### PROVIDED INFORMATION ###

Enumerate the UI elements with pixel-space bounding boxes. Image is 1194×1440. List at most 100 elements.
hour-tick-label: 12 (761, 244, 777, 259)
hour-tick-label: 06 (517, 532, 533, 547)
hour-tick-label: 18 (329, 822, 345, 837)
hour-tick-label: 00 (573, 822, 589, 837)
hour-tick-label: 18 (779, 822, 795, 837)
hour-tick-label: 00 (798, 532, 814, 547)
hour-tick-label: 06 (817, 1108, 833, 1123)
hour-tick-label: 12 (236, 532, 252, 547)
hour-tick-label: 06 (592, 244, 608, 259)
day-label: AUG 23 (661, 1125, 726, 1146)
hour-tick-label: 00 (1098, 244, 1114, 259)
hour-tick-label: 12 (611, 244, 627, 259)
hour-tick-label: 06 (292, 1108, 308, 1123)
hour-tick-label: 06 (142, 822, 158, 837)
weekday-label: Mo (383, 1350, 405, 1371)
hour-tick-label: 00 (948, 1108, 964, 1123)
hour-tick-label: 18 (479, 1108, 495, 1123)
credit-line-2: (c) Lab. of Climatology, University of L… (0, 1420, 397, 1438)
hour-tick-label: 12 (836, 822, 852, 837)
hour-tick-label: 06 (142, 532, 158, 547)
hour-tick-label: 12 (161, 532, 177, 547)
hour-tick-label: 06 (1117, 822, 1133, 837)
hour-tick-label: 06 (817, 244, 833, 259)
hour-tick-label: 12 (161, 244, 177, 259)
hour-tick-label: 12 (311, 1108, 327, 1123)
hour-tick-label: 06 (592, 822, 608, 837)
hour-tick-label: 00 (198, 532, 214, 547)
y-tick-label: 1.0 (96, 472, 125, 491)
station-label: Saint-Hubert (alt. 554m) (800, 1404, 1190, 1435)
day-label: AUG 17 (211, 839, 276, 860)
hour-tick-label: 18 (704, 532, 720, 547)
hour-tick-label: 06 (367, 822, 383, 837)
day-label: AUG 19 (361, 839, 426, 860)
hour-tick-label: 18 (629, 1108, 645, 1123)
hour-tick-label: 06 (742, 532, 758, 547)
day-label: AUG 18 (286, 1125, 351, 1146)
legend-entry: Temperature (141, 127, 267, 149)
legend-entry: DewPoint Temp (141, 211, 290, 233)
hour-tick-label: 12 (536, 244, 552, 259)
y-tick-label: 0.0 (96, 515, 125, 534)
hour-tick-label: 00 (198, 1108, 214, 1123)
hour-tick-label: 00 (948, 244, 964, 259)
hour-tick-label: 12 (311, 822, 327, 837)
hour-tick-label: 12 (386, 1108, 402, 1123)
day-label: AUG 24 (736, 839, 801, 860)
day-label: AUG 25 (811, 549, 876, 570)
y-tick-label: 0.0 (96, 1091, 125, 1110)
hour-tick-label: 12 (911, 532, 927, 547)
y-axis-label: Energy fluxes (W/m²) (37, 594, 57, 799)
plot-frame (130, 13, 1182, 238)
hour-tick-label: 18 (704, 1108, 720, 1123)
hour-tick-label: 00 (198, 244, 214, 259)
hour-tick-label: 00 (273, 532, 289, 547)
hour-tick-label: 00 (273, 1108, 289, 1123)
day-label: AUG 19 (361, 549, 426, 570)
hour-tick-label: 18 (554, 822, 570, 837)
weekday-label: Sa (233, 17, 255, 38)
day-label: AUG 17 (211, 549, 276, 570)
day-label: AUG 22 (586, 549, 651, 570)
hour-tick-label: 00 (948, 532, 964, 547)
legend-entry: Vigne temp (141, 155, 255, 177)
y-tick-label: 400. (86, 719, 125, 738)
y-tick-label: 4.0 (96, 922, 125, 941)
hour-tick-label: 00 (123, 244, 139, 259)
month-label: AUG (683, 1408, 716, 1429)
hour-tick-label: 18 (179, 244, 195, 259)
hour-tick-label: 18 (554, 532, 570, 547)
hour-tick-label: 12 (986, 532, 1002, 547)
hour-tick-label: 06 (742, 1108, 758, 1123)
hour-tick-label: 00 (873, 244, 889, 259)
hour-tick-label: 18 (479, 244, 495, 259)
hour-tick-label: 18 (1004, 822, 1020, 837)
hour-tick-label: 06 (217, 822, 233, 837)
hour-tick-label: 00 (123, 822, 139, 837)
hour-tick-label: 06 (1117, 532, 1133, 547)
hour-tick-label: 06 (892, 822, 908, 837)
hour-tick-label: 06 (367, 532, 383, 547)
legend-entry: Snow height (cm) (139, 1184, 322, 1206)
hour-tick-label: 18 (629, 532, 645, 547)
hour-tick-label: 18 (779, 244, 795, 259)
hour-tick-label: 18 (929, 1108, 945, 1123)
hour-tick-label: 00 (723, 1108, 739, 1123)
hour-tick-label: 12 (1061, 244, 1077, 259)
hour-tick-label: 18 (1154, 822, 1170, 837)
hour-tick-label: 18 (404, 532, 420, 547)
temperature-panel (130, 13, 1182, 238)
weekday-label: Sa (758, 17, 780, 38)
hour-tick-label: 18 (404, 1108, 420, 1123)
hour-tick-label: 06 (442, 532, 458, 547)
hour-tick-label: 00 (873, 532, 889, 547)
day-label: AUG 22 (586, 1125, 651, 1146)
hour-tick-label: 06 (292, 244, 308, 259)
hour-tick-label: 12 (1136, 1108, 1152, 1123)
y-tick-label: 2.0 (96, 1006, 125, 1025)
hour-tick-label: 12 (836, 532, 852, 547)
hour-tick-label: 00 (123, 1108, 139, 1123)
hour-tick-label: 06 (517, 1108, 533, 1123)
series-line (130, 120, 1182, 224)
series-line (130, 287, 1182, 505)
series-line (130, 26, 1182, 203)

###

JOB: Rewrite the records above, changing every "hour-tick-label" to "hour-marker" and leaving everything else as it is.

OUTPUT OF THE TASK:
Enumerate the UI elements with pixel-space bounding boxes. Image is 1194×1440. List at most 100 elements.
hour-marker: 12 (761, 244, 777, 259)
hour-marker: 06 (517, 532, 533, 547)
hour-marker: 18 (329, 822, 345, 837)
hour-marker: 00 (573, 822, 589, 837)
hour-marker: 18 (779, 822, 795, 837)
hour-marker: 00 (798, 532, 814, 547)
hour-marker: 06 (817, 1108, 833, 1123)
hour-marker: 12 (236, 532, 252, 547)
hour-marker: 06 (592, 244, 608, 259)
day-label: AUG 23 (661, 1125, 726, 1146)
hour-marker: 00 (1098, 244, 1114, 259)
hour-marker: 12 (611, 244, 627, 259)
hour-marker: 06 (292, 1108, 308, 1123)
hour-marker: 06 (142, 822, 158, 837)
weekday-label: Mo (383, 1350, 405, 1371)
hour-marker: 00 (948, 1108, 964, 1123)
hour-marker: 18 (479, 1108, 495, 1123)
credit-line-2: (c) Lab. of Climatology, University of L… (0, 1420, 397, 1438)
hour-marker: 12 (836, 822, 852, 837)
hour-marker: 06 (142, 532, 158, 547)
hour-marker: 12 (161, 532, 177, 547)
hour-marker: 06 (1117, 822, 1133, 837)
hour-marker: 06 (817, 244, 833, 259)
hour-marker: 12 (161, 244, 177, 259)
hour-marker: 12 (311, 1108, 327, 1123)
hour-marker: 06 (592, 822, 608, 837)
hour-marker: 00 (198, 532, 214, 547)
y-tick-label: 1.0 (96, 472, 125, 491)
station-label: Saint-Hubert (alt. 554m) (800, 1404, 1190, 1435)
day-label: AUG 17 (211, 839, 276, 860)
hour-marker: 18 (704, 532, 720, 547)
hour-marker: 06 (367, 822, 383, 837)
day-label: AUG 19 (361, 839, 426, 860)
hour-marker: 18 (629, 1108, 645, 1123)
hour-marker: 06 (742, 532, 758, 547)
day-label: AUG 18 (286, 1125, 351, 1146)
legend-entry: Temperature (141, 127, 267, 149)
legend-entry: DewPoint Temp (141, 211, 290, 233)
hour-marker: 12 (536, 244, 552, 259)
y-tick-label: 0.0 (96, 515, 125, 534)
hour-marker: 00 (198, 1108, 214, 1123)
hour-marker: 00 (948, 244, 964, 259)
hour-marker: 12 (311, 822, 327, 837)
hour-marker: 12 (386, 1108, 402, 1123)
day-label: AUG 24 (736, 839, 801, 860)
day-label: AUG 25 (811, 549, 876, 570)
y-tick-label: 0.0 (96, 1091, 125, 1110)
hour-marker: 12 (911, 532, 927, 547)
y-axis-label: Energy fluxes (W/m²) (37, 594, 57, 799)
plot-frame (130, 13, 1182, 238)
hour-marker: 18 (704, 1108, 720, 1123)
hour-marker: 00 (198, 244, 214, 259)
hour-marker: 00 (273, 532, 289, 547)
hour-marker: 00 (273, 1108, 289, 1123)
day-label: AUG 19 (361, 549, 426, 570)
hour-marker: 18 (554, 822, 570, 837)
weekday-label: Sa (233, 17, 255, 38)
day-label: AUG 17 (211, 549, 276, 570)
day-label: AUG 22 (586, 549, 651, 570)
hour-marker: 00 (948, 532, 964, 547)
legend-entry: Vigne temp (141, 155, 255, 177)
y-tick-label: 400. (86, 719, 125, 738)
y-tick-label: 4.0 (96, 922, 125, 941)
hour-marker: 00 (123, 244, 139, 259)
month-label: AUG (683, 1408, 716, 1429)
hour-marker: 18 (179, 244, 195, 259)
hour-marker: 18 (554, 532, 570, 547)
hour-marker: 12 (986, 532, 1002, 547)
hour-marker: 06 (742, 1108, 758, 1123)
hour-marker: 00 (873, 244, 889, 259)
hour-marker: 18 (479, 244, 495, 259)
hour-marker: 18 (1004, 822, 1020, 837)
hour-marker: 06 (217, 822, 233, 837)
hour-marker: 00 (123, 822, 139, 837)
hour-marker: 06 (1117, 532, 1133, 547)
hour-marker: 06 (892, 822, 908, 837)
hour-marker: 06 (367, 532, 383, 547)
legend-entry: Snow height (cm) (139, 1184, 322, 1206)
hour-marker: 18 (629, 532, 645, 547)
hour-marker: 18 (779, 244, 795, 259)
hour-marker: 18 (929, 1108, 945, 1123)
hour-marker: 00 (723, 1108, 739, 1123)
hour-marker: 12 (1061, 244, 1077, 259)
hour-marker: 18 (1154, 822, 1170, 837)
hour-marker: 18 (404, 532, 420, 547)
temperature-panel (130, 13, 1182, 238)
weekday-label: Sa (758, 17, 780, 38)
hour-marker: 18 (404, 1108, 420, 1123)
hour-marker: 06 (442, 532, 458, 547)
hour-marker: 00 (873, 532, 889, 547)
day-label: AUG 22 (586, 1125, 651, 1146)
hour-marker: 06 (292, 244, 308, 259)
hour-marker: 12 (1136, 1108, 1152, 1123)
y-tick-label: 2.0 (96, 1006, 125, 1025)
hour-marker: 12 (836, 532, 852, 547)
hour-marker: 00 (123, 1108, 139, 1123)
hour-marker: 06 (517, 1108, 533, 1123)
series-line (130, 120, 1182, 224)
series-line (130, 287, 1182, 505)
series-line (130, 26, 1182, 203)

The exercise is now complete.